## Set task
Transcribe the lines below verbatim, skipping the images.

(Rows from a dataset)
++++++++++++++++++++

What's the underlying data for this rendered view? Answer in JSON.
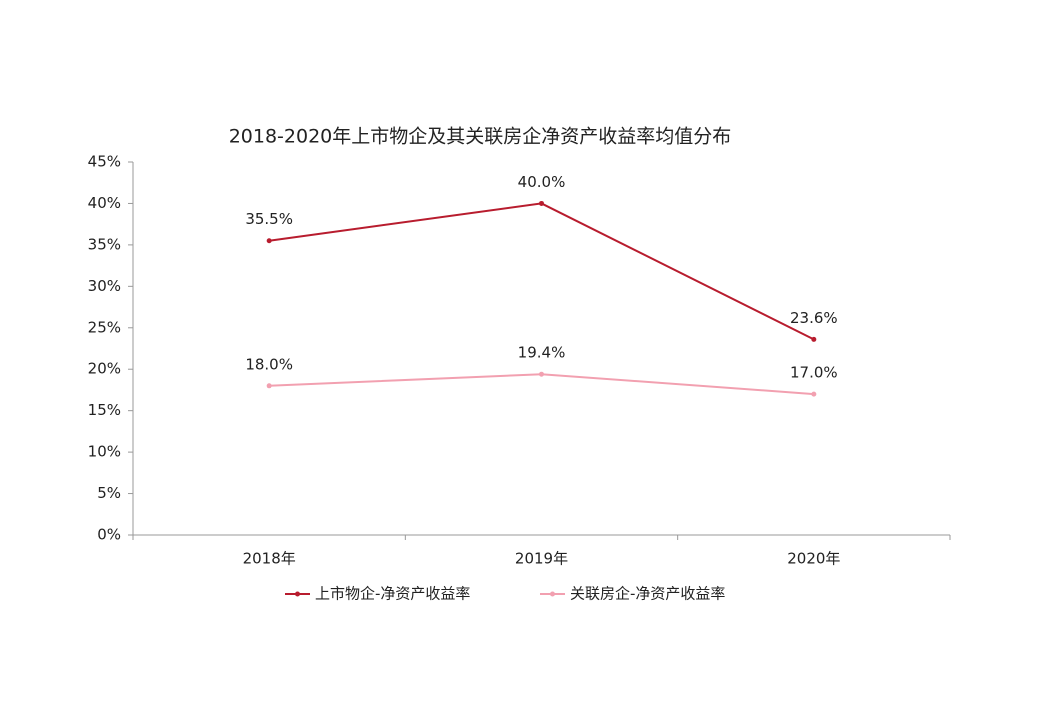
{
  "chart_data": {
    "type": "line",
    "title": "2018-2020年上市物企及其关联房企净资产收益率均值分布",
    "categories": [
      "2018年",
      "2019年",
      "2020年"
    ],
    "series": [
      {
        "name": "上市物企-净资产收益率",
        "color": "#b81c2e",
        "values": [
          35.5,
          40.0,
          23.6
        ],
        "value_labels": [
          "35.5%",
          "40.0%",
          "23.6%"
        ]
      },
      {
        "name": "关联房企-净资产收益率",
        "color": "#f2a0b0",
        "values": [
          18.0,
          19.4,
          17.0
        ],
        "value_labels": [
          "18.0%",
          "19.4%",
          "17.0%"
        ]
      }
    ],
    "ylim": [
      0,
      45
    ],
    "yticks": [
      {
        "value": 0,
        "label": "0%"
      },
      {
        "value": 5,
        "label": "5%"
      },
      {
        "value": 10,
        "label": "10%"
      },
      {
        "value": 15,
        "label": "15%"
      },
      {
        "value": 20,
        "label": "20%"
      },
      {
        "value": 25,
        "label": "25%"
      },
      {
        "value": 30,
        "label": "30%"
      },
      {
        "value": 35,
        "label": "35%"
      },
      {
        "value": 40,
        "label": "40%"
      },
      {
        "value": 45,
        "label": "45%"
      }
    ],
    "grid": false,
    "legend": "bottom"
  }
}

++++++++++++++++++++

## Correct response
What's the underlying data for this rendered view? Answer in JSON.
{
  "chart_data": {
    "type": "line",
    "title": "2018-2020年上市物企及其关联房企净资产收益率均值分布",
    "categories": [
      "2018年",
      "2019年",
      "2020年"
    ],
    "series": [
      {
        "name": "上市物企-净资产收益率",
        "color": "#b81c2e",
        "values": [
          35.5,
          40.0,
          23.6
        ],
        "value_labels": [
          "35.5%",
          "40.0%",
          "23.6%"
        ]
      },
      {
        "name": "关联房企-净资产收益率",
        "color": "#f2a0b0",
        "values": [
          18.0,
          19.4,
          17.0
        ],
        "value_labels": [
          "18.0%",
          "19.4%",
          "17.0%"
        ]
      }
    ],
    "ylim": [
      0,
      45
    ],
    "yticks": [
      {
        "value": 0,
        "label": "0%"
      },
      {
        "value": 5,
        "label": "5%"
      },
      {
        "value": 10,
        "label": "10%"
      },
      {
        "value": 15,
        "label": "15%"
      },
      {
        "value": 20,
        "label": "20%"
      },
      {
        "value": 25,
        "label": "25%"
      },
      {
        "value": 30,
        "label": "30%"
      },
      {
        "value": 35,
        "label": "35%"
      },
      {
        "value": 40,
        "label": "40%"
      },
      {
        "value": 45,
        "label": "45%"
      }
    ],
    "grid": false,
    "legend": "bottom"
  }
}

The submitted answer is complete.